▶ _Data extract_:
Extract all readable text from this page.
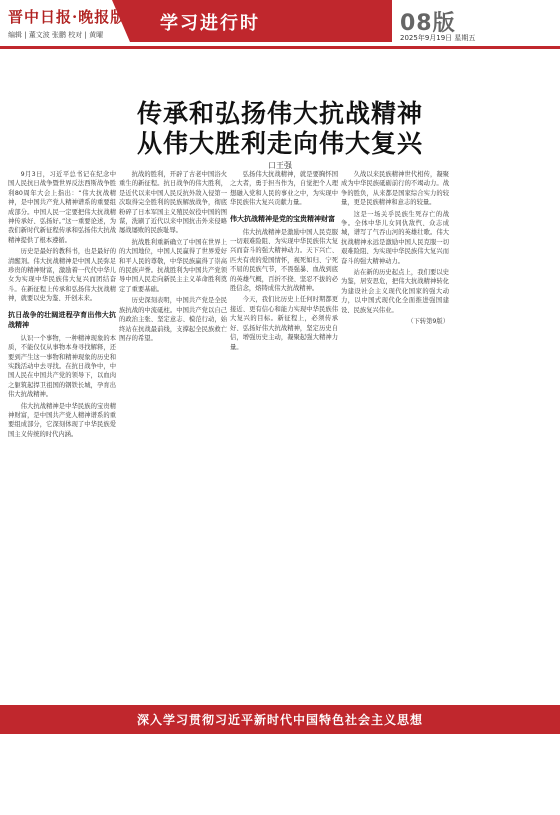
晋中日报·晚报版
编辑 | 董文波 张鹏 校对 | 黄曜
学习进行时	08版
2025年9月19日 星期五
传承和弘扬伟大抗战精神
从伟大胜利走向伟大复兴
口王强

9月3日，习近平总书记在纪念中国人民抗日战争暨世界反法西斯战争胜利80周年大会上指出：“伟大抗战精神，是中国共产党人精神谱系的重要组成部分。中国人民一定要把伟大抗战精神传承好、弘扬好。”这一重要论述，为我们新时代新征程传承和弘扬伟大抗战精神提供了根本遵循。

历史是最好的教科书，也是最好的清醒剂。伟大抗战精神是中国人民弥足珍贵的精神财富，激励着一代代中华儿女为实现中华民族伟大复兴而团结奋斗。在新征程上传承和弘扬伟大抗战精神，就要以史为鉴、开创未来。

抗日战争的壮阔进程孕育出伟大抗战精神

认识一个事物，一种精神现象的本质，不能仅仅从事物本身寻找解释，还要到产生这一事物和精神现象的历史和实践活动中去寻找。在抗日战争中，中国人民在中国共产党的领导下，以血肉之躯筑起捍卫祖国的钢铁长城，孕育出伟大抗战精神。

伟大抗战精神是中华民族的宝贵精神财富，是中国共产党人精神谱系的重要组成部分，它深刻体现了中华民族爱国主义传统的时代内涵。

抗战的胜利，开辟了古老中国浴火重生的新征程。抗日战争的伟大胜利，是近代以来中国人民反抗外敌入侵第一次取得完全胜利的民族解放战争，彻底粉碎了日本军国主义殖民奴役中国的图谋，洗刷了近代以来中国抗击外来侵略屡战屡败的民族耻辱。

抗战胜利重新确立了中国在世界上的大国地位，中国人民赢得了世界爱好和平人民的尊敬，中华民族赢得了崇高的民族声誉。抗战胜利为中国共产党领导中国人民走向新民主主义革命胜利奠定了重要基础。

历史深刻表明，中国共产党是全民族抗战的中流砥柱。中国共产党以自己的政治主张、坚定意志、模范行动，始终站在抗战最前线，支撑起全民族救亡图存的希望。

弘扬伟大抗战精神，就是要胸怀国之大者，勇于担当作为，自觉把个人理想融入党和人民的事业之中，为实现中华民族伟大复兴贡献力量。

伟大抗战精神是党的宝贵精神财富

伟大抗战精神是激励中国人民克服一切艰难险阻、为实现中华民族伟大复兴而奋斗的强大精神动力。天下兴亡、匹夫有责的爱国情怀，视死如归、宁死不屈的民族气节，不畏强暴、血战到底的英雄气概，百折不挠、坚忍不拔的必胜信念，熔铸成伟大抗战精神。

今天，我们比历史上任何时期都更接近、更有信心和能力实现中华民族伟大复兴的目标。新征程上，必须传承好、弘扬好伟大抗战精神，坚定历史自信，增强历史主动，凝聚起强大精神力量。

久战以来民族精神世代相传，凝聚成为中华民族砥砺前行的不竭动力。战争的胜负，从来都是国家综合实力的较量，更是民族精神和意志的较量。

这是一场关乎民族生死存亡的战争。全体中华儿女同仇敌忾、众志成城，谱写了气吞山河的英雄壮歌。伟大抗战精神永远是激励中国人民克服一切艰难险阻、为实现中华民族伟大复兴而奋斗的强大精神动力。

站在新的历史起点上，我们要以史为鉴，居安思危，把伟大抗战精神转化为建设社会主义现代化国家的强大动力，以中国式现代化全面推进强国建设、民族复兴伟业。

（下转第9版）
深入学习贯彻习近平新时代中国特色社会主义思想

...

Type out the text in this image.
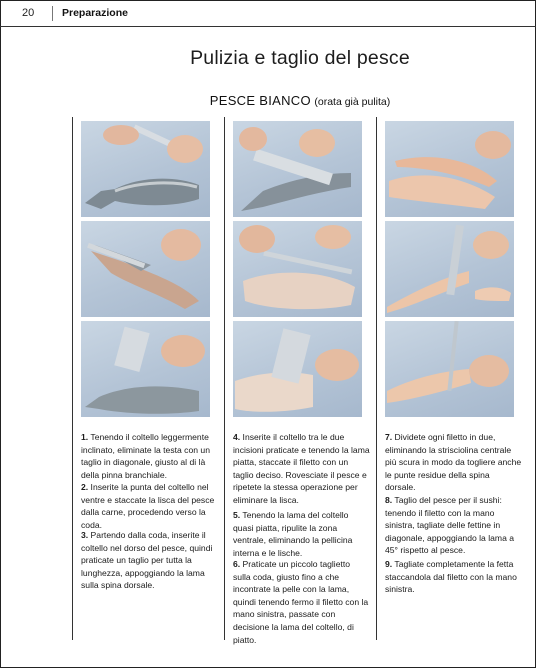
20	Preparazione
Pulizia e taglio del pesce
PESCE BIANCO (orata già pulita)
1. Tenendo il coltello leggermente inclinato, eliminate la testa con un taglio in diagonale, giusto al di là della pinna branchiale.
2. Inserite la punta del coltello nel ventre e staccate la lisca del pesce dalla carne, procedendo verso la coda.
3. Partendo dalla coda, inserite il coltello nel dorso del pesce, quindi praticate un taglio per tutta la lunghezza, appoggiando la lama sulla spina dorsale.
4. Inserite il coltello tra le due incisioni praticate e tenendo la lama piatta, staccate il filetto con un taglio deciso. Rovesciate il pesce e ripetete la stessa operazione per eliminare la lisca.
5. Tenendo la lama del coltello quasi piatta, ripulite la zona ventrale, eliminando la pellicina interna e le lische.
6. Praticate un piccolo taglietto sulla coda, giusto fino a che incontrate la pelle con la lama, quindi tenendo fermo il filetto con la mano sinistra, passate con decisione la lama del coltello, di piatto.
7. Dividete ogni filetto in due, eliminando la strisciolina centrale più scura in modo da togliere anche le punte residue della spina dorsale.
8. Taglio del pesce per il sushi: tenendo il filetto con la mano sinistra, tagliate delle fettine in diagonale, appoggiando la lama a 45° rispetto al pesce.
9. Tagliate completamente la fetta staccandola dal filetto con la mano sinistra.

▶ _Written task_: Extract each line holding the word "this" from the records.

▶ _Task response_:
Extract all readable text from this page.
Type out the text in this image.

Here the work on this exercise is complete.